## [Written problem]
You are to retype all of the data exactly as it appears.

══ Provided data ══

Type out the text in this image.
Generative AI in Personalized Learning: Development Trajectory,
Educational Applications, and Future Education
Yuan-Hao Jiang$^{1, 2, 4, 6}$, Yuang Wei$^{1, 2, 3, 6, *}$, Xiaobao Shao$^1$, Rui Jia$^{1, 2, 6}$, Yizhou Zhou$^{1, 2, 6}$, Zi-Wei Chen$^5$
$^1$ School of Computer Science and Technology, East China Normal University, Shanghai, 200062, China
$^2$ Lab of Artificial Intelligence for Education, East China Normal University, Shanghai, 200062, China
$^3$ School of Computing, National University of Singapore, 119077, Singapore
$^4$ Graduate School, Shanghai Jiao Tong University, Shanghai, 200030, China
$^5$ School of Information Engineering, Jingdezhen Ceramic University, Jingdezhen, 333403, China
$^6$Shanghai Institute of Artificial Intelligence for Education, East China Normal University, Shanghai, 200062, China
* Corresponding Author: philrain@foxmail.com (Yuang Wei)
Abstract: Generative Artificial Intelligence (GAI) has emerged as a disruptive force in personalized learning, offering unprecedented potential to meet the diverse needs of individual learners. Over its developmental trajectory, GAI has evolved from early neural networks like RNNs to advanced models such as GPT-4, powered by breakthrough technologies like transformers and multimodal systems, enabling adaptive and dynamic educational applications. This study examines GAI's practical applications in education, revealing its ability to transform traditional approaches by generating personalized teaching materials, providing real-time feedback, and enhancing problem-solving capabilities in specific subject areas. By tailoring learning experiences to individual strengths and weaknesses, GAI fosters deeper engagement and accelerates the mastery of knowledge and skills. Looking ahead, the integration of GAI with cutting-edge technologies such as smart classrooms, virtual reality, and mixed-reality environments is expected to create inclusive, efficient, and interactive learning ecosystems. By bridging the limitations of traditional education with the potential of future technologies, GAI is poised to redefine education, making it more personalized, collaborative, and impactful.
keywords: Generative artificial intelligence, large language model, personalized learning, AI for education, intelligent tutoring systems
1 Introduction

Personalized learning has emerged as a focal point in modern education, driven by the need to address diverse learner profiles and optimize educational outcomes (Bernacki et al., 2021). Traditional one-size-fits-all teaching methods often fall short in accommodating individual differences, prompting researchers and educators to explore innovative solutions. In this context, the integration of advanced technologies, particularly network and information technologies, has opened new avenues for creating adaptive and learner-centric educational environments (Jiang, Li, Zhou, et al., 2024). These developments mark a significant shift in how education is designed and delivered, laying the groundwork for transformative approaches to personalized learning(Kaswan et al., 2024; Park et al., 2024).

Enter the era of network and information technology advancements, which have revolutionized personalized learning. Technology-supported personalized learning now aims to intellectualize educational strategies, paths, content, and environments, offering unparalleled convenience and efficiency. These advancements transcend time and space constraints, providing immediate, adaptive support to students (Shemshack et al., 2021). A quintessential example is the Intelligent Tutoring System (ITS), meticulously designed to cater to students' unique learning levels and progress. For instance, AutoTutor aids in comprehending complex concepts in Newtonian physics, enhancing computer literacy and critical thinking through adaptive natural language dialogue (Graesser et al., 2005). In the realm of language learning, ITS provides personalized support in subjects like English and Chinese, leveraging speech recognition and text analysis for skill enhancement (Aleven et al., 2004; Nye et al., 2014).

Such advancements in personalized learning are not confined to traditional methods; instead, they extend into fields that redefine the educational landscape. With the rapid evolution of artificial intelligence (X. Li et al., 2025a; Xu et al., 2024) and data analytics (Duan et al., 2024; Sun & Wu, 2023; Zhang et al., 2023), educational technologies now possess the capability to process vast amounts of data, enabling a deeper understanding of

═══

## [Answer in full]
Type out the text in this image.
Generative AI in Personalized Learning: Development Trajectory,
Educational Applications, and Future Education
Yuan-Hao Jiang$^{1, 2, 4, 6}$, Yuang Wei$^{1, 2, 3, 6, *}$, Xiaobao Shao$^1$, Rui Jia$^{1, 2, 6}$, Yizhou Zhou$^{1, 2, 6}$, Zi-Wei Chen$^5$
$^1$ School of Computer Science and Technology, East China Normal University, Shanghai, 200062, China
$^2$ Lab of Artificial Intelligence for Education, East China Normal University, Shanghai, 200062, China
$^3$ School of Computing, National University of Singapore, 119077, Singapore
$^4$ Graduate School, Shanghai Jiao Tong University, Shanghai, 200030, China
$^5$ School of Information Engineering, Jingdezhen Ceramic University, Jingdezhen, 333403, China
$^6$Shanghai Institute of Artificial Intelligence for Education, East China Normal University, Shanghai, 200062, China
* Corresponding Author: philrain@foxmail.com (Yuang Wei)
Abstract: Generative Artificial Intelligence (GAI) has emerged as a disruptive force in personalized learning, offering unprecedented potential to meet the diverse needs of individual learners. Over its developmental trajectory, GAI has evolved from early neural networks like RNNs to advanced models such as GPT-4, powered by breakthrough technologies like transformers and multimodal systems, enabling adaptive and dynamic educational applications. This study examines GAI's practical applications in education, revealing its ability to transform traditional approaches by generating personalized teaching materials, providing real-time feedback, and enhancing problem-solving capabilities in specific subject areas. By tailoring learning experiences to individual strengths and weaknesses, GAI fosters deeper engagement and accelerates the mastery of knowledge and skills. Looking ahead, the integration of GAI with cutting-edge technologies such as smart classrooms, virtual reality, and mixed-reality environments is expected to create inclusive, efficient, and interactive learning ecosystems. By bridging the limitations of traditional education with the potential of future technologies, GAI is poised to redefine education, making it more personalized, collaborative, and impactful.
keywords: Generative artificial intelligence, large language model, personalized learning, AI for education, intelligent tutoring systems
1 Introduction

Personalized learning has emerged as a focal point in modern education, driven by the need to address diverse learner profiles and optimize educational outcomes (Bernacki et al., 2021). Traditional one-size-fits-all teaching methods often fall short in accommodating individual differences, prompting researchers and educators to explore innovative solutions. In this context, the integration of advanced technologies, particularly network and information technologies, has opened new avenues for creating adaptive and learner-centric educational environments (Jiang, Li, Zhou, et al., 2024). These developments mark a significant shift in how education is designed and delivered, laying the groundwork for transformative approaches to personalized learning(Kaswan et al., 2024; Park et al., 2024).

Enter the era of network and information technology advancements, which have revolutionized personalized learning. Technology-supported personalized learning now aims to intellectualize educational strategies, paths, content, and environments, offering unparalleled convenience and efficiency. These advancements transcend time and space constraints, providing immediate, adaptive support to students (Shemshack et al., 2021). A quintessential example is the Intelligent Tutoring System (ITS), meticulously designed to cater to students' unique learning levels and progress. For instance, AutoTutor aids in comprehending complex concepts in Newtonian physics, enhancing computer literacy and critical thinking through adaptive natural language dialogue (Graesser et al., 2005). In the realm of language learning, ITS provides personalized support in subjects like English and Chinese, leveraging speech recognition and text analysis for skill enhancement (Aleven et al., 2004; Nye et al., 2014).

Such advancements in personalized learning are not confined to traditional methods; instead, they extend into fields that redefine the educational landscape. With the rapid evolution of artificial intelligence (X. Li et al., 2025a; Xu et al., 2024) and data analytics (Duan et al., 2024; Sun & Wu, 2023; Zhang et al., 2023), educational technologies now possess the capability to process vast amounts of data, enabling a deeper understanding of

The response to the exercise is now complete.